• _Directions for this task_
In your copy, leave out the pictures; write out all the data exactly.

• _Material shown_
• • • • • • •

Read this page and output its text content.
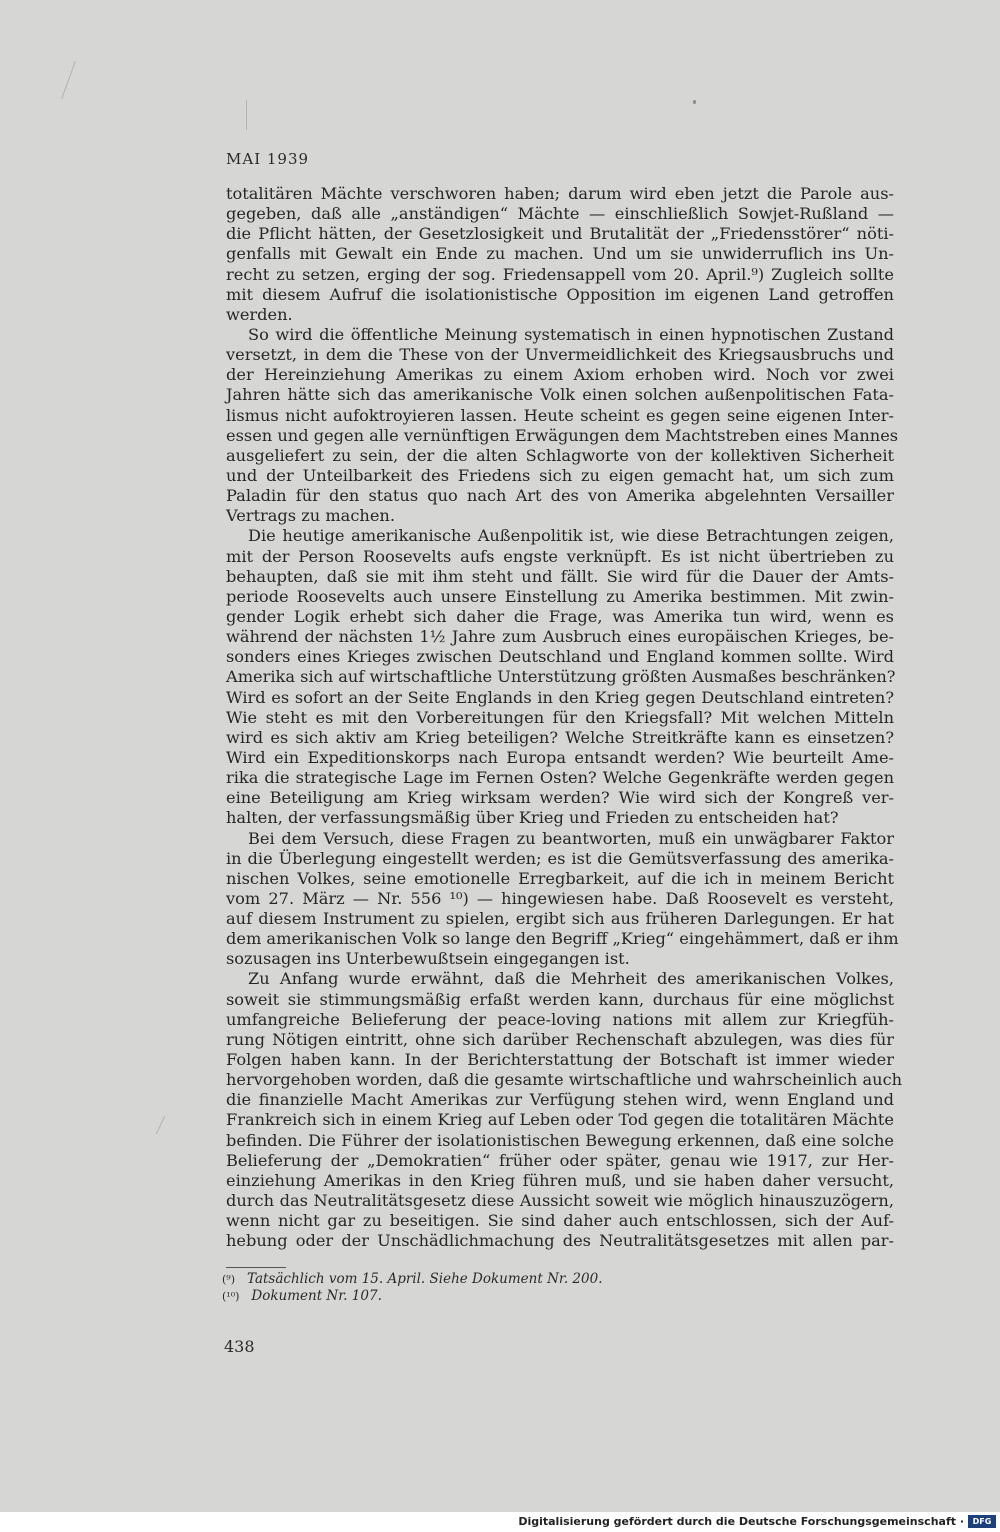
MAI 1939
totalitären Mächte verschworen haben; darum wird eben jetzt die Parole aus-
gegeben, daß alle „anständigen“ Mächte — einschließlich Sowjet-Rußland —
die Pflicht hätten, der Gesetzlosigkeit und Brutalität der „Friedensstörer“ nöti-
genfalls mit Gewalt ein Ende zu machen. Und um sie unwiderruflich ins Un-
recht zu setzen, erging der sog. Friedensappell vom 20. April.⁹) Zugleich sollte
mit diesem Aufruf die isolationistische Opposition im eigenen Land getroffen
werden.
So wird die öffentliche Meinung systematisch in einen hypnotischen Zustand
versetzt, in dem die These von der Unvermeidlichkeit des Kriegsausbruchs und
der Hereinziehung Amerikas zu einem Axiom erhoben wird. Noch vor zwei
Jahren hätte sich das amerikanische Volk einen solchen außenpolitischen Fata-
lismus nicht aufoktroyieren lassen. Heute scheint es gegen seine eigenen Inter-
essen und gegen alle vernünftigen Erwägungen dem Machtstreben eines Mannes
ausgeliefert zu sein, der die alten Schlagworte von der kollektiven Sicherheit
und der Unteilbarkeit des Friedens sich zu eigen gemacht hat, um sich zum
Paladin für den status quo nach Art des von Amerika abgelehnten Versailler
Vertrags zu machen.
Die heutige amerikanische Außenpolitik ist, wie diese Betrachtungen zeigen,
mit der Person Roosevelts aufs engste verknüpft. Es ist nicht übertrieben zu
behaupten, daß sie mit ihm steht und fällt. Sie wird für die Dauer der Amts-
periode Roosevelts auch unsere Einstellung zu Amerika bestimmen. Mit zwin-
gender Logik erhebt sich daher die Frage, was Amerika tun wird, wenn es
während der nächsten 1½ Jahre zum Ausbruch eines europäischen Krieges, be-
sonders eines Krieges zwischen Deutschland und England kommen sollte. Wird
Amerika sich auf wirtschaftliche Unterstützung größten Ausmaßes beschränken?
Wird es sofort an der Seite Englands in den Krieg gegen Deutschland eintreten?
Wie steht es mit den Vorbereitungen für den Kriegsfall? Mit welchen Mitteln
wird es sich aktiv am Krieg beteiligen? Welche Streitkräfte kann es einsetzen?
Wird ein Expeditionskorps nach Europa entsandt werden? Wie beurteilt Ame-
rika die strategische Lage im Fernen Osten? Welche Gegenkräfte werden gegen
eine Beteiligung am Krieg wirksam werden? Wie wird sich der Kongreß ver-
halten, der verfassungsmäßig über Krieg und Frieden zu entscheiden hat?
Bei dem Versuch, diese Fragen zu beantworten, muß ein unwägbarer Faktor
in die Überlegung eingestellt werden; es ist die Gemütsverfassung des amerika-
nischen Volkes, seine emotionelle Erregbarkeit, auf die ich in meinem Bericht
vom 27. März — Nr. 556 ¹⁰) — hingewiesen habe. Daß Roosevelt es versteht,
auf diesem Instrument zu spielen, ergibt sich aus früheren Darlegungen. Er hat
dem amerikanischen Volk so lange den Begriff „Krieg“ eingehämmert, daß er ihm
sozusagen ins Unterbewußtsein eingegangen ist.
Zu Anfang wurde erwähnt, daß die Mehrheit des amerikanischen Volkes,
soweit sie stimmungsmäßig erfaßt werden kann, durchaus für eine möglichst
umfangreiche Belieferung der peace-loving nations mit allem zur Kriegfüh-
rung Nötigen eintritt, ohne sich darüber Rechenschaft abzulegen, was dies für
Folgen haben kann. In der Berichterstattung der Botschaft ist immer wieder
hervorgehoben worden, daß die gesamte wirtschaftliche und wahrscheinlich auch
die finanzielle Macht Amerikas zur Verfügung stehen wird, wenn England und
Frankreich sich in einem Krieg auf Leben oder Tod gegen die totalitären Mächte
befinden. Die Führer der isolationistischen Bewegung erkennen, daß eine solche
Belieferung der „Demokratien“ früher oder später, genau wie 1917, zur Her-
einziehung Amerikas in den Krieg führen muß, und sie haben daher versucht,
durch das Neutralitätsgesetz diese Aussicht soweit wie möglich hinauszuzögern,
wenn nicht gar zu beseitigen. Sie sind daher auch entschlossen, sich der Auf-
hebung oder der Unschädlichmachung des Neutralitätsgesetzes mit allen par-
(⁹) Tatsächlich vom 15. April. Siehe Dokument Nr. 200.
(¹⁰) Dokument Nr. 107.
438
Digitalisierung gefördert durch die Deutsche Forschungsgemeinschaft ·	DFG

• • • • • • •

• _Answer to this exercise_
Read this page and output its text content.
MAI 1939
totalitären Mächte verschworen haben; darum wird eben jetzt die Parole aus-
gegeben, daß alle „anständigen“ Mächte — einschließlich Sowjet-Rußland —
die Pflicht hätten, der Gesetzlosigkeit und Brutalität der „Friedensstörer“ nöti-
genfalls mit Gewalt ein Ende zu machen. Und um sie unwiderruflich ins Un-
recht zu setzen, erging der sog. Friedensappell vom 20. April.⁹) Zugleich sollte
mit diesem Aufruf die isolationistische Opposition im eigenen Land getroffen
werden.
So wird die öffentliche Meinung systematisch in einen hypnotischen Zustand
versetzt, in dem die These von der Unvermeidlichkeit des Kriegsausbruchs und
der Hereinziehung Amerikas zu einem Axiom erhoben wird. Noch vor zwei
Jahren hätte sich das amerikanische Volk einen solchen außenpolitischen Fata-
lismus nicht aufoktroyieren lassen. Heute scheint es gegen seine eigenen Inter-
essen und gegen alle vernünftigen Erwägungen dem Machtstreben eines Mannes
ausgeliefert zu sein, der die alten Schlagworte von der kollektiven Sicherheit
und der Unteilbarkeit des Friedens sich zu eigen gemacht hat, um sich zum
Paladin für den status quo nach Art des von Amerika abgelehnten Versailler
Vertrags zu machen.
Die heutige amerikanische Außenpolitik ist, wie diese Betrachtungen zeigen,
mit der Person Roosevelts aufs engste verknüpft. Es ist nicht übertrieben zu
behaupten, daß sie mit ihm steht und fällt. Sie wird für die Dauer der Amts-
periode Roosevelts auch unsere Einstellung zu Amerika bestimmen. Mit zwin-
gender Logik erhebt sich daher die Frage, was Amerika tun wird, wenn es
während der nächsten 1½ Jahre zum Ausbruch eines europäischen Krieges, be-
sonders eines Krieges zwischen Deutschland und England kommen sollte. Wird
Amerika sich auf wirtschaftliche Unterstützung größten Ausmaßes beschränken?
Wird es sofort an der Seite Englands in den Krieg gegen Deutschland eintreten?
Wie steht es mit den Vorbereitungen für den Kriegsfall? Mit welchen Mitteln
wird es sich aktiv am Krieg beteiligen? Welche Streitkräfte kann es einsetzen?
Wird ein Expeditionskorps nach Europa entsandt werden? Wie beurteilt Ame-
rika die strategische Lage im Fernen Osten? Welche Gegenkräfte werden gegen
eine Beteiligung am Krieg wirksam werden? Wie wird sich der Kongreß ver-
halten, der verfassungsmäßig über Krieg und Frieden zu entscheiden hat?
Bei dem Versuch, diese Fragen zu beantworten, muß ein unwägbarer Faktor
in die Überlegung eingestellt werden; es ist die Gemütsverfassung des amerika-
nischen Volkes, seine emotionelle Erregbarkeit, auf die ich in meinem Bericht
vom 27. März — Nr. 556 ¹⁰) — hingewiesen habe. Daß Roosevelt es versteht,
auf diesem Instrument zu spielen, ergibt sich aus früheren Darlegungen. Er hat
dem amerikanischen Volk so lange den Begriff „Krieg“ eingehämmert, daß er ihm
sozusagen ins Unterbewußtsein eingegangen ist.
Zu Anfang wurde erwähnt, daß die Mehrheit des amerikanischen Volkes,
soweit sie stimmungsmäßig erfaßt werden kann, durchaus für eine möglichst
umfangreiche Belieferung der peace-loving nations mit allem zur Kriegfüh-
rung Nötigen eintritt, ohne sich darüber Rechenschaft abzulegen, was dies für
Folgen haben kann. In der Berichterstattung der Botschaft ist immer wieder
hervorgehoben worden, daß die gesamte wirtschaftliche und wahrscheinlich auch
die finanzielle Macht Amerikas zur Verfügung stehen wird, wenn England und
Frankreich sich in einem Krieg auf Leben oder Tod gegen die totalitären Mächte
befinden. Die Führer der isolationistischen Bewegung erkennen, daß eine solche
Belieferung der „Demokratien“ früher oder später, genau wie 1917, zur Her-
einziehung Amerikas in den Krieg führen muß, und sie haben daher versucht,
durch das Neutralitätsgesetz diese Aussicht soweit wie möglich hinauszuzögern,
wenn nicht gar zu beseitigen. Sie sind daher auch entschlossen, sich der Auf-
hebung oder der Unschädlichmachung des Neutralitätsgesetzes mit allen par-
(⁹) Tatsächlich vom 15. April. Siehe Dokument Nr. 200.
(¹⁰) Dokument Nr. 107.
438
Digitalisierung gefördert durch die Deutsche Forschungsgemeinschaft ·	DFG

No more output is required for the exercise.